● **Records for the task**:

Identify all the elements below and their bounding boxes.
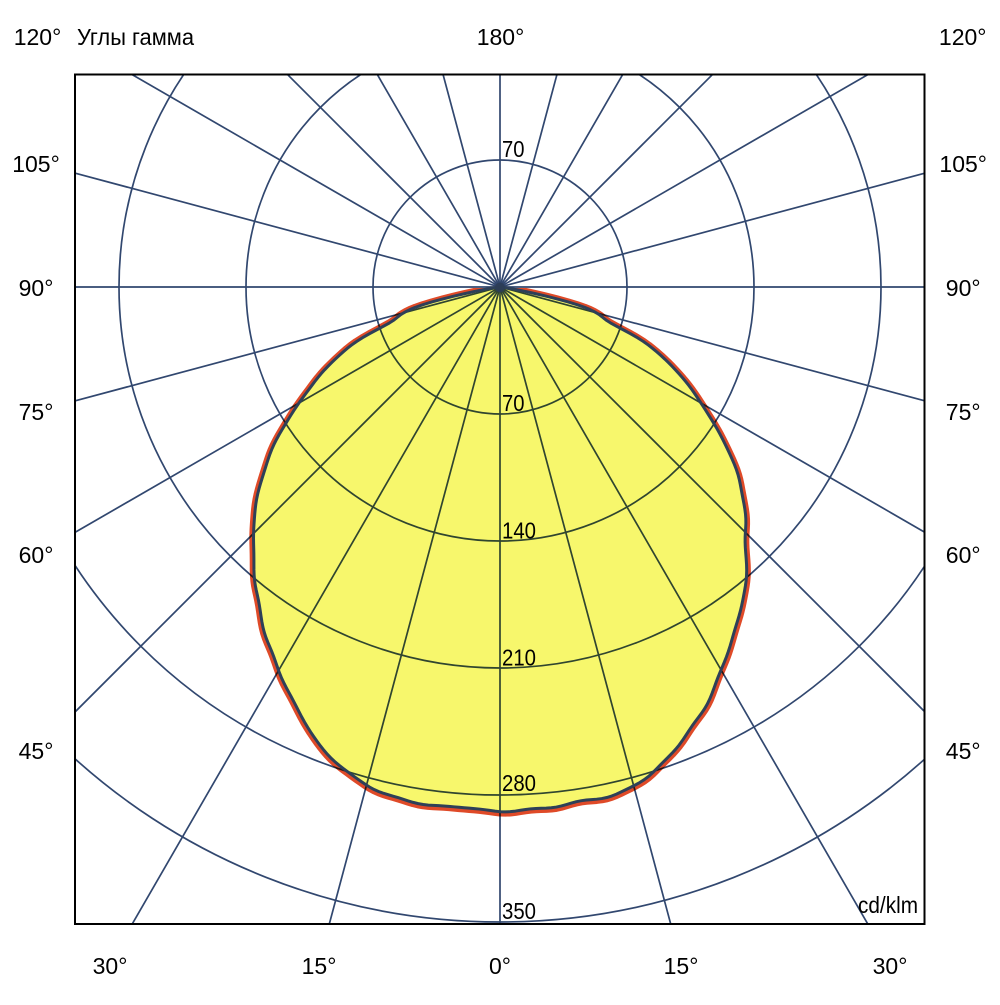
svg-text:180°: 180° [477,24,525,50]
svg-text:280: 280 [502,770,536,796]
svg-text:90°: 90° [946,275,981,301]
svg-text:105°: 105° [939,151,987,177]
svg-text:75°: 75° [19,399,54,425]
svg-text:120°: 120° [14,24,62,50]
svg-text:cd/klm: cd/klm [858,892,918,918]
svg-text:70: 70 [502,390,525,416]
svg-text:60°: 60° [19,542,54,568]
svg-text:0°: 0° [489,953,511,979]
svg-text:15°: 15° [664,953,699,979]
svg-text:90°: 90° [19,275,54,301]
svg-text:140: 140 [502,518,536,544]
svg-text:45°: 45° [946,738,981,764]
svg-text:30°: 30° [93,953,128,979]
svg-text:70: 70 [502,136,525,162]
svg-text:Углы гамма: Углы гамма [77,24,194,50]
svg-text:105°: 105° [12,151,60,177]
svg-text:120°: 120° [939,24,987,50]
svg-text:210: 210 [502,645,536,671]
svg-text:30°: 30° [873,953,908,979]
svg-text:350: 350 [502,898,536,924]
svg-text:75°: 75° [946,399,981,425]
svg-text:15°: 15° [302,953,337,979]
svg-text:45°: 45° [19,738,54,764]
svg-text:60°: 60° [946,542,981,568]
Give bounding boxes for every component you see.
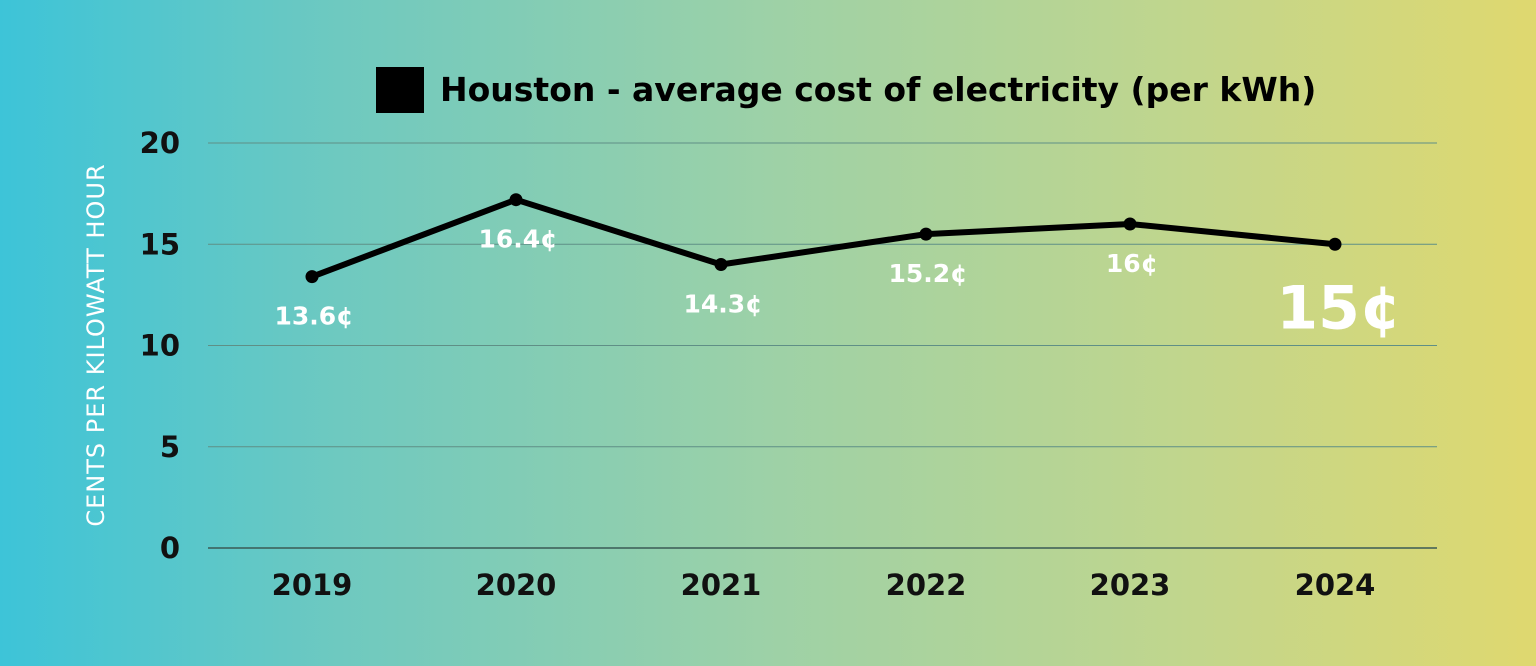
y-tick-label: 5 (160, 430, 180, 464)
y-tick-label: 15 (140, 227, 180, 261)
data-label: 16¢ (1106, 249, 1158, 278)
data-point (509, 193, 523, 207)
data-point (1328, 237, 1342, 251)
y-tick-label: 0 (160, 531, 180, 565)
legend-swatch (376, 67, 424, 113)
y-tick-label: 10 (140, 329, 180, 363)
x-tick-label: 2021 (681, 568, 762, 602)
data-point (1123, 217, 1137, 231)
data-point (714, 258, 728, 271)
y-axis-label: CENTS PER KILOWATT HOUR (82, 163, 110, 526)
data-label: 15.2¢ (888, 259, 967, 288)
data-label: 13.6¢ (274, 302, 353, 331)
x-tick-label: 2019 (272, 568, 353, 602)
data-label-highlight: 15¢ (1276, 273, 1401, 343)
chart-title: Houston - average cost of electricity (p… (440, 70, 1316, 109)
gridlines (208, 142, 1437, 549)
x-tick-label: 2024 (1295, 568, 1376, 602)
x-tick-label: 2020 (476, 568, 557, 602)
data-labels: 13.6¢ 16.4¢ 14.3¢ 15.2¢ 16¢ 15¢ (274, 225, 1401, 344)
x-tick-labels: 2019 2020 2021 2022 2023 2024 (272, 568, 1376, 602)
x-tick-label: 2023 (1090, 568, 1171, 602)
data-label: 16.4¢ (478, 225, 557, 254)
x-tick-label: 2022 (886, 568, 967, 602)
legend: Houston - average cost of electricity (p… (376, 67, 1316, 113)
series-polyline (309, 196, 1338, 280)
data-label: 14.3¢ (683, 290, 762, 319)
y-tick-label: 20 (140, 126, 180, 160)
y-tick-labels: 0 5 10 15 20 (140, 126, 180, 565)
series-line (305, 193, 1342, 284)
data-point (919, 227, 933, 241)
data-point (305, 270, 319, 284)
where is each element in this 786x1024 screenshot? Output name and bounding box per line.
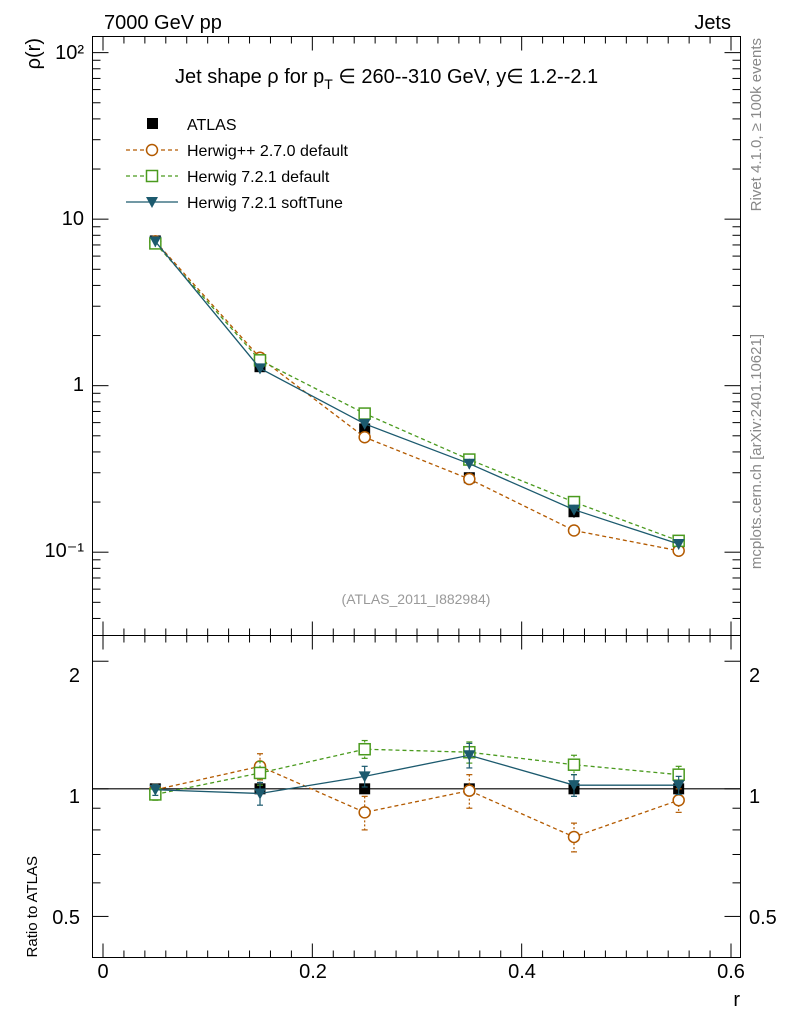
main-series-marker-2 [568,504,580,516]
ratio-tick-label-left-1: 1 [69,786,80,808]
ratio-series-marker-0 [463,784,476,797]
y-tick-label-0: 10⁻¹ [45,540,85,562]
legend-herwig721-default-label: Herwig 7.2.1 default [187,169,330,186]
ratio-series-group [149,739,685,853]
legend-atlas-marker [147,118,158,129]
title-part-a: Jet shape ρ for p [175,66,324,88]
x-tick-label-3: 0.6 [717,961,745,983]
ratio-tick-label-left-2: 2 [69,665,80,687]
legend-item-herwigpp: Herwig++ 2.7.0 default [126,143,349,160]
main-series-marker-2 [463,458,476,470]
x-tick-label-1: 0.2 [299,961,327,983]
ratio-series-line-1 [155,748,679,796]
x-tick-label-0: 0 [97,961,108,983]
analysis-watermark: (ATLAS_2011_I882984) [342,591,491,607]
ratio-series-marker-2 [149,784,162,796]
x-axis-label: r [733,989,740,1011]
ratio-plot-frame [92,635,741,958]
ratio-series-marker-2 [672,780,685,792]
main-series-marker-2 [358,418,371,430]
ratio-tick-label-right-1: 1 [749,786,760,808]
title-part-b: ∈ 260--310 GeV, y∈ 1.2--2.1 [333,66,598,88]
legend-herwig721-softtune-marker [146,197,158,208]
ratio-series-marker-2 [568,780,580,792]
x-tick-label-2: 0.4 [508,961,536,983]
chart-title: Jet shape ρ for pT ∈ 260--310 GeV, y∈ 1.… [175,66,598,92]
header-jets: Jets [694,12,731,34]
legend-item-herwig721-softtune: Herwig 7.2.1 softTune [126,195,343,212]
legend-herwigpp-marker [145,143,159,157]
title-part-sub: T [324,76,333,92]
main-series-marker-2 [672,538,685,550]
ratio-series-marker-2 [254,788,266,800]
ratio-tick-label-right-2: 2 [749,665,760,687]
header-energy: 7000 GeV pp [104,12,222,34]
main-series-marker-0 [358,431,371,444]
ratio-series-marker-0 [672,793,685,807]
ratio-series-marker-0 [567,830,581,844]
ratio-series-marker-1 [567,758,581,771]
legend: ATLAS Herwig++ 2.7.0 default Herwig 7.2.… [126,117,349,212]
rivet-label: Rivet 4.1.0, ≥ 100k events [748,38,765,211]
mcplots-label: mcplots.cern.ch [arXiv:2401.10621] [748,334,765,569]
legend-item-herwig721-default: Herwig 7.2.1 default [126,169,330,186]
legend-herwigpp-label: Herwig++ 2.7.0 default [187,143,349,160]
main-series-marker-2 [149,236,162,248]
main-series-marker-2 [254,363,266,375]
y-tick-label-1: 1 [73,374,84,396]
main-series-marker-1 [358,407,371,420]
ratio-tick-label-right-0: 0.5 [749,907,777,929]
legend-atlas-label: ATLAS [187,117,237,134]
ratio-series-marker-1 [253,766,267,780]
axis-ticks [92,36,741,958]
ratio-series-marker-0 [358,806,371,819]
main-series-line-0 [154,240,679,552]
main-series-line-2 [154,241,679,545]
y-tick-label-3: 10² [55,42,84,64]
y-tick-label-2: 10 [62,208,84,230]
ratio-series-marker-2 [463,750,476,762]
main-series-line-1 [154,242,679,542]
main-series-marker-0 [463,472,476,486]
ratio-tick-label-left-0: 0.5 [52,907,80,929]
ratio-y-axis-label: Ratio to ATLAS [24,856,41,957]
ratio-atlas-point [359,783,371,795]
ratio-series-marker-2 [358,771,371,783]
ratio-series-line-2 [155,754,679,795]
legend-herwig721-default-marker [145,169,159,183]
ratio-series-marker-1 [358,742,371,756]
legend-herwig721-softtune-label: Herwig 7.2.1 softTune [187,195,343,212]
ratio-series-line-0 [155,765,679,838]
main-series-marker-0 [567,524,581,537]
y-axis-label: ρ(r) [23,38,45,69]
legend-item-atlas: ATLAS [147,117,237,134]
main-series-group [149,235,685,558]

● **Exercise requirements**: Echo every line of the records above exactly, from the first line to the last, leaving the pictures out of your answer.

● **Answer to the exercise**:
Identify all the elements below and their bounding boxes.
svg-text:180°: 180° [477,24,525,50]
svg-text:280: 280 [502,770,536,796]
svg-text:90°: 90° [946,275,981,301]
svg-text:105°: 105° [939,151,987,177]
svg-text:75°: 75° [19,399,54,425]
svg-text:120°: 120° [14,24,62,50]
svg-text:cd/klm: cd/klm [858,892,918,918]
svg-text:70: 70 [502,390,525,416]
svg-text:60°: 60° [19,542,54,568]
svg-text:0°: 0° [489,953,511,979]
svg-text:15°: 15° [664,953,699,979]
svg-text:90°: 90° [19,275,54,301]
svg-text:140: 140 [502,518,536,544]
svg-text:45°: 45° [946,738,981,764]
svg-text:30°: 30° [93,953,128,979]
svg-text:70: 70 [502,136,525,162]
svg-text:Углы гамма: Углы гамма [77,24,194,50]
svg-text:105°: 105° [12,151,60,177]
svg-text:120°: 120° [939,24,987,50]
svg-text:210: 210 [502,645,536,671]
svg-text:30°: 30° [873,953,908,979]
svg-text:350: 350 [502,898,536,924]
svg-text:75°: 75° [946,399,981,425]
svg-text:15°: 15° [302,953,337,979]
svg-text:45°: 45° [19,738,54,764]
svg-text:60°: 60° [946,542,981,568]
Give bounding boxes for every component you see.
y-tick-label: 5 (160, 430, 180, 464)
y-tick-label: 15 (140, 227, 180, 261)
data-label: 16¢ (1106, 249, 1158, 278)
data-point (509, 193, 523, 207)
data-point (1328, 237, 1342, 251)
y-tick-label: 0 (160, 531, 180, 565)
legend-swatch (376, 67, 424, 113)
y-tick-label: 10 (140, 329, 180, 363)
x-tick-label: 2021 (681, 568, 762, 602)
data-point (1123, 217, 1137, 231)
data-point (714, 258, 728, 271)
y-axis-label: CENTS PER KILOWATT HOUR (82, 163, 110, 526)
data-label: 15.2¢ (888, 259, 967, 288)
data-label: 13.6¢ (274, 302, 353, 331)
x-tick-label: 2019 (272, 568, 353, 602)
data-label-highlight: 15¢ (1276, 273, 1401, 343)
chart-title: Houston - average cost of electricity (p… (440, 70, 1316, 109)
gridlines (208, 142, 1437, 549)
x-tick-label: 2024 (1295, 568, 1376, 602)
x-tick-label: 2020 (476, 568, 557, 602)
data-labels: 13.6¢ 16.4¢ 14.3¢ 15.2¢ 16¢ 15¢ (274, 225, 1401, 344)
x-tick-labels: 2019 2020 2021 2022 2023 2024 (272, 568, 1376, 602)
x-tick-label: 2023 (1090, 568, 1171, 602)
data-label: 16.4¢ (478, 225, 557, 254)
x-tick-label: 2022 (886, 568, 967, 602)
legend: Houston - average cost of electricity (p… (376, 67, 1316, 113)
series-polyline (309, 196, 1338, 280)
data-label: 14.3¢ (683, 290, 762, 319)
y-tick-label: 20 (140, 126, 180, 160)
y-tick-labels: 0 5 10 15 20 (140, 126, 180, 565)
series-line (305, 193, 1342, 284)
data-point (919, 227, 933, 241)
data-point (305, 270, 319, 284)
where is each element in this 786x1024 screenshot? Output name and bounding box per line.
main-series-marker-2 [568,504,580,516]
ratio-tick-label-left-1: 1 [69,786,80,808]
ratio-series-marker-0 [463,784,476,797]
y-tick-label-0: 10⁻¹ [45,540,85,562]
legend-herwig721-default-label: Herwig 7.2.1 default [187,169,330,186]
ratio-series-group [149,739,685,853]
legend-atlas-marker [147,118,158,129]
title-part-a: Jet shape ρ for p [175,66,324,88]
x-tick-label-3: 0.6 [717,961,745,983]
ratio-tick-label-left-2: 2 [69,665,80,687]
legend-item-herwigpp: Herwig++ 2.7.0 default [126,143,349,160]
main-series-marker-2 [463,458,476,470]
x-tick-label-1: 0.2 [299,961,327,983]
ratio-series-line-1 [155,748,679,796]
x-tick-label-0: 0 [97,961,108,983]
analysis-watermark: (ATLAS_2011_I882984) [342,591,491,607]
ratio-series-marker-2 [149,784,162,796]
x-axis-label: r [733,989,740,1011]
ratio-plot-frame [92,635,741,958]
ratio-series-marker-2 [672,780,685,792]
main-series-marker-2 [358,418,371,430]
ratio-tick-label-right-1: 1 [749,786,760,808]
title-part-b: ∈ 260--310 GeV, y∈ 1.2--2.1 [333,66,598,88]
legend-herwig721-softtune-marker [146,197,158,208]
ratio-series-marker-2 [568,780,580,792]
x-tick-label-2: 0.4 [508,961,536,983]
chart-title: Jet shape ρ for pT ∈ 260--310 GeV, y∈ 1.… [175,66,598,92]
header-jets: Jets [694,12,731,34]
legend-item-herwig721-softtune: Herwig 7.2.1 softTune [126,195,343,212]
legend-herwigpp-marker [145,143,159,157]
title-part-sub: T [324,76,333,92]
main-series-marker-2 [672,538,685,550]
ratio-series-marker-2 [254,788,266,800]
ratio-tick-label-right-2: 2 [749,665,760,687]
header-energy: 7000 GeV pp [104,12,222,34]
main-series-marker-0 [358,431,371,444]
ratio-series-marker-0 [672,793,685,807]
ratio-series-marker-0 [567,830,581,844]
ratio-series-marker-1 [567,758,581,771]
legend: ATLAS Herwig++ 2.7.0 default Herwig 7.2.… [126,117,349,212]
rivet-label: Rivet 4.1.0, ≥ 100k events [748,38,765,211]
mcplots-label: mcplots.cern.ch [arXiv:2401.10621] [748,334,765,569]
legend-item-herwig721-default: Herwig 7.2.1 default [126,169,330,186]
legend-herwigpp-label: Herwig++ 2.7.0 default [187,143,349,160]
main-series-marker-2 [149,236,162,248]
main-series-marker-2 [254,363,266,375]
y-tick-label-1: 1 [73,374,84,396]
main-series-marker-1 [358,407,371,420]
ratio-tick-label-right-0: 0.5 [749,907,777,929]
legend-atlas-label: ATLAS [187,117,237,134]
ratio-series-marker-1 [253,766,267,780]
axis-ticks [92,36,741,958]
ratio-series-marker-0 [358,806,371,819]
main-series-line-0 [154,240,679,552]
main-series-line-2 [154,241,679,545]
y-tick-label-3: 10² [55,42,84,64]
y-tick-label-2: 10 [62,208,84,230]
ratio-series-marker-2 [463,750,476,762]
main-series-line-1 [154,242,679,542]
main-series-marker-0 [463,472,476,486]
ratio-tick-label-left-0: 0.5 [52,907,80,929]
ratio-y-axis-label: Ratio to ATLAS [24,856,41,957]
ratio-atlas-point [359,783,371,795]
ratio-series-marker-2 [358,771,371,783]
ratio-series-line-2 [155,754,679,795]
legend-herwig721-default-marker [145,169,159,183]
ratio-series-marker-1 [358,742,371,756]
legend-herwig721-softtune-label: Herwig 7.2.1 softTune [187,195,343,212]
ratio-series-line-0 [155,765,679,838]
main-series-marker-0 [567,524,581,537]
y-axis-label: ρ(r) [23,38,45,69]
legend-item-atlas: ATLAS [147,117,237,134]
main-series-group [149,235,685,558]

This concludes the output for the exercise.